The exercise
Write out the entire listing below exactly as it appears, minus any pictures.
━━━━━━━━━━━━━━━━━━━━━━━━━━━━━━
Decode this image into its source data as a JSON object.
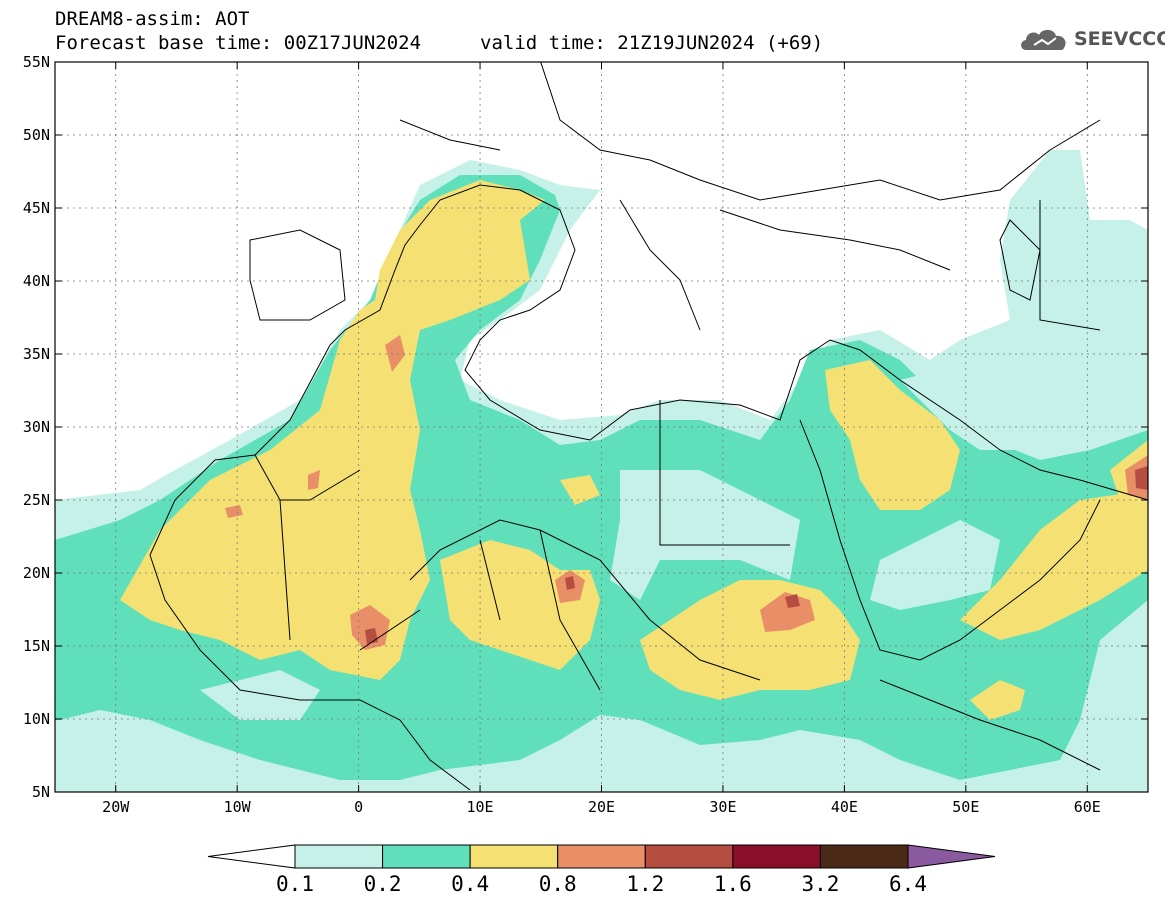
{
  "header": {
    "title": "DREAM8-assim: AOT",
    "base_time": "Forecast base time: 00Z17JUN2024",
    "valid_time": "valid time: 21Z19JUN2024 (+69)"
  },
  "logo": {
    "text": "SEEVCCC",
    "icon": "cloud-icon"
  },
  "map": {
    "lat_labels": [
      "55N",
      "50N",
      "45N",
      "40N",
      "35N",
      "30N",
      "25N",
      "20N",
      "15N",
      "10N",
      "5N"
    ],
    "lon_labels": [
      "20W",
      "10W",
      "0",
      "10E",
      "20E",
      "30E",
      "40E",
      "50E",
      "60E"
    ],
    "lat_values": [
      55,
      50,
      45,
      40,
      35,
      30,
      25,
      20,
      15,
      10,
      5
    ],
    "lon_values": [
      -20,
      -10,
      0,
      10,
      20,
      30,
      40,
      50,
      60
    ],
    "lon_range": [
      -25,
      65
    ],
    "lat_range": [
      5,
      55
    ],
    "grid": true,
    "variable": "AOT"
  },
  "colorbar": {
    "colors": [
      "#ffffff",
      "#c6f1e9",
      "#5fe0bb",
      "#f5e173",
      "#e98f68",
      "#b54d40",
      "#8a0e28",
      "#4a2a17",
      "#8a5aa0"
    ],
    "labels": [
      "0.1",
      "0.2",
      "0.4",
      "0.8",
      "1.2",
      "1.6",
      "3.2",
      "6.4"
    ]
  }
}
━━━━━━━━━━━━━━━━━━━━━━━━━━━━━━
Task solution
Decode this image into its source data as a JSON object.
{
  "header": {
    "title": "DREAM8-assim: AOT",
    "base_time": "Forecast base time: 00Z17JUN2024",
    "valid_time": "valid time: 21Z19JUN2024 (+69)"
  },
  "logo": {
    "text": "SEEVCCC",
    "icon": "cloud-icon"
  },
  "map": {
    "lat_labels": [
      "55N",
      "50N",
      "45N",
      "40N",
      "35N",
      "30N",
      "25N",
      "20N",
      "15N",
      "10N",
      "5N"
    ],
    "lon_labels": [
      "20W",
      "10W",
      "0",
      "10E",
      "20E",
      "30E",
      "40E",
      "50E",
      "60E"
    ],
    "lat_values": [
      55,
      50,
      45,
      40,
      35,
      30,
      25,
      20,
      15,
      10,
      5
    ],
    "lon_values": [
      -20,
      -10,
      0,
      10,
      20,
      30,
      40,
      50,
      60
    ],
    "lon_range": [
      -25,
      65
    ],
    "lat_range": [
      5,
      55
    ],
    "grid": true,
    "variable": "AOT"
  },
  "colorbar": {
    "colors": [
      "#ffffff",
      "#c6f1e9",
      "#5fe0bb",
      "#f5e173",
      "#e98f68",
      "#b54d40",
      "#8a0e28",
      "#4a2a17",
      "#8a5aa0"
    ],
    "labels": [
      "0.1",
      "0.2",
      "0.4",
      "0.8",
      "1.2",
      "1.6",
      "3.2",
      "6.4"
    ]
  }
}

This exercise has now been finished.